→ Set problem
Find the lines that contain the word "equal" and copy each one.
● ● ●
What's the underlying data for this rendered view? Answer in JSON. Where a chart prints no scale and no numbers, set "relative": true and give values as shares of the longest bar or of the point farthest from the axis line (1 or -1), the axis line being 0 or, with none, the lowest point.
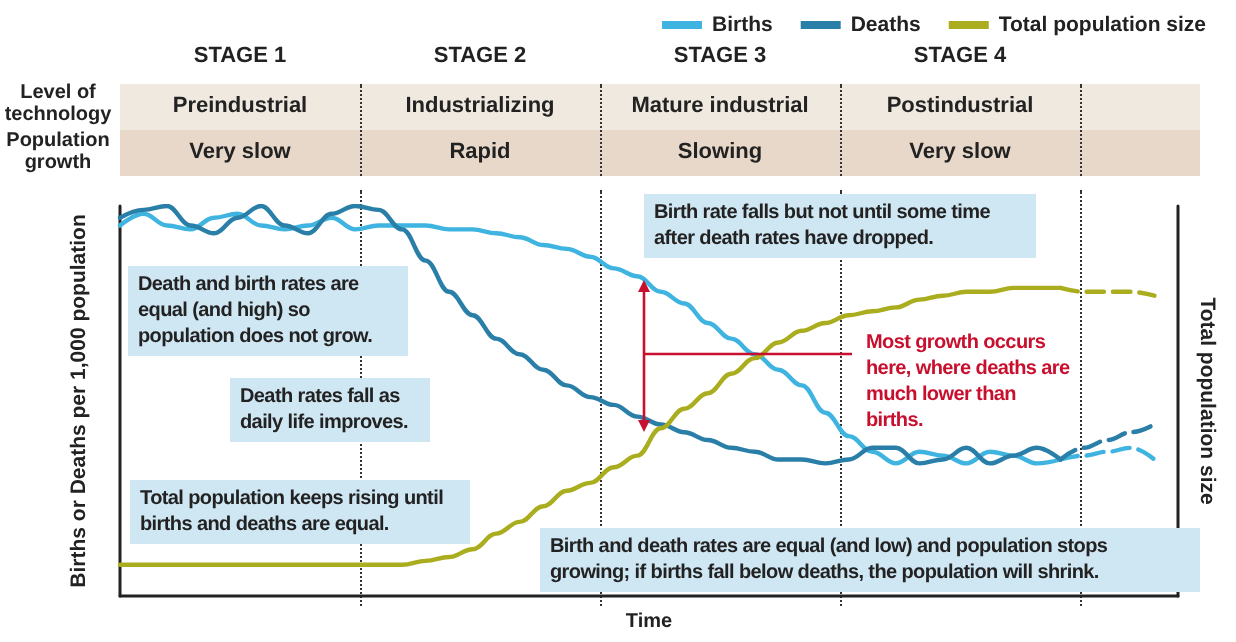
{
  "chart_data": {
    "type": "line",
    "relative": true,
    "xlabel": "Time",
    "ylabel": "Births or Deaths per 1,000 population",
    "y2label": "Total population size",
    "categories": [
      null,
      null,
      null,
      null,
      null,
      null,
      null,
      null,
      null,
      null,
      null,
      null,
      null,
      null,
      null,
      null,
      null,
      null,
      null,
      null,
      null,
      null,
      null,
      null,
      null,
      null,
      null,
      null,
      null,
      null,
      null,
      null,
      null,
      null,
      null,
      null,
      null,
      null,
      null,
      null,
      null,
      null,
      null,
      null,
      null,
      null
    ],
    "legend": "top right",
    "grid": false,
    "marker": "none",
    "tick_labels": false,
    "series": [
      {
        "name": "Births",
        "color": "#3fb4e0",
        "line_style": "solid",
        "values": [
          0.95,
          0.98,
          0.95,
          0.94,
          0.97,
          0.98,
          0.95,
          0.94,
          0.95,
          0.97,
          0.94,
          0.95,
          0.95,
          0.95,
          0.94,
          0.94,
          0.93,
          0.92,
          0.9,
          0.89,
          0.87,
          0.84,
          0.82,
          0.78,
          0.75,
          0.7,
          0.66,
          0.62,
          0.58,
          0.54,
          0.47,
          0.41,
          0.37,
          0.34,
          0.37,
          0.36,
          0.34,
          0.37,
          0.36,
          0.34,
          0.35,
          null,
          null,
          null,
          null,
          null
        ]
      },
      {
        "name": "Deaths",
        "color": "#2a7fa8",
        "line_style": "solid",
        "values": [
          0.97,
          0.99,
          1,
          0.95,
          0.93,
          0.97,
          1,
          0.95,
          0.93,
          0.98,
          1,
          0.99,
          0.94,
          0.86,
          0.78,
          0.72,
          0.66,
          0.62,
          0.58,
          0.54,
          0.51,
          0.49,
          0.46,
          0.44,
          0.42,
          0.4,
          0.38,
          0.37,
          0.35,
          0.35,
          0.34,
          0.35,
          0.38,
          0.38,
          0.34,
          0.35,
          0.38,
          0.34,
          0.36,
          0.38,
          0.35,
          null,
          null,
          null,
          null,
          null
        ]
      },
      {
        "name": "Total population size",
        "color": "#a9ad1e",
        "line_style": "solid",
        "values": [
          0.08,
          0.08,
          0.08,
          0.08,
          0.08,
          0.08,
          0.08,
          0.08,
          0.08,
          0.08,
          0.08,
          0.08,
          0.08,
          0.09,
          0.1,
          0.12,
          0.16,
          0.19,
          0.23,
          0.27,
          0.29,
          0.33,
          0.36,
          0.43,
          0.48,
          0.52,
          0.57,
          0.61,
          0.65,
          0.68,
          0.7,
          0.72,
          0.73,
          0.74,
          0.76,
          0.77,
          0.78,
          0.78,
          0.79,
          0.79,
          0.79,
          null,
          null,
          null,
          null,
          null
        ]
      },
      {
        "color": "#3fb4e0",
        "line_style": "dashed",
        "values": [
          null,
          null,
          null,
          null,
          null,
          null,
          null,
          null,
          null,
          null,
          null,
          null,
          null,
          null,
          null,
          null,
          null,
          null,
          null,
          null,
          null,
          null,
          null,
          null,
          null,
          null,
          null,
          null,
          null,
          null,
          null,
          null,
          null,
          null,
          null,
          null,
          null,
          null,
          null,
          null,
          0.35,
          0.36,
          0.37,
          0.38,
          0.35,
          null
        ]
      },
      {
        "color": "#2a7fa8",
        "line_style": "dashed",
        "values": [
          null,
          null,
          null,
          null,
          null,
          null,
          null,
          null,
          null,
          null,
          null,
          null,
          null,
          null,
          null,
          null,
          null,
          null,
          null,
          null,
          null,
          null,
          null,
          null,
          null,
          null,
          null,
          null,
          null,
          null,
          null,
          null,
          null,
          null,
          null,
          null,
          null,
          null,
          null,
          null,
          0.35,
          0.38,
          0.4,
          0.42,
          0.44,
          null
        ]
      },
      {
        "color": "#a9ad1e",
        "line_style": "dashed",
        "values": [
          null,
          null,
          null,
          null,
          null,
          null,
          null,
          null,
          null,
          null,
          null,
          null,
          null,
          null,
          null,
          null,
          null,
          null,
          null,
          null,
          null,
          null,
          null,
          null,
          null,
          null,
          null,
          null,
          null,
          null,
          null,
          null,
          null,
          null,
          null,
          null,
          null,
          null,
          null,
          null,
          0.79,
          0.78,
          0.78,
          0.78,
          0.77,
          null
        ]
      }
    ],
    "annotations": [
      "STAGE 1",
      "STAGE 2",
      "STAGE 3",
      "STAGE 4",
      "Level of technology",
      "Preindustrial",
      "Industrializing",
      "Mature industrial",
      "Postindustrial",
      "Population growth",
      "Very slow",
      "Rapid",
      "Slowing",
      "Very slow",
      "Death and birth rates are equal (and high) so population does not grow.",
      "Death rates fall as daily life improves.",
      "Total population keeps rising until births and deaths are equal.",
      "Birth rate falls but not until some time after death rates have dropped.",
      "Most growth occurs here, where deaths are much lower than births.",
      "Birth and death rates are equal (and low) and population stops growing; if births fall below deaths, the population will shrink."
    ]
  }
}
● ● ●
→ Answer for the task
      "Death and birth rates are equal (and high) so population does not grow.",
      "Total population keeps rising until births and deaths are equal.",
      "Birth and death rates are equal (and low) and population stops growing; if births fall below deaths, the population will shrink."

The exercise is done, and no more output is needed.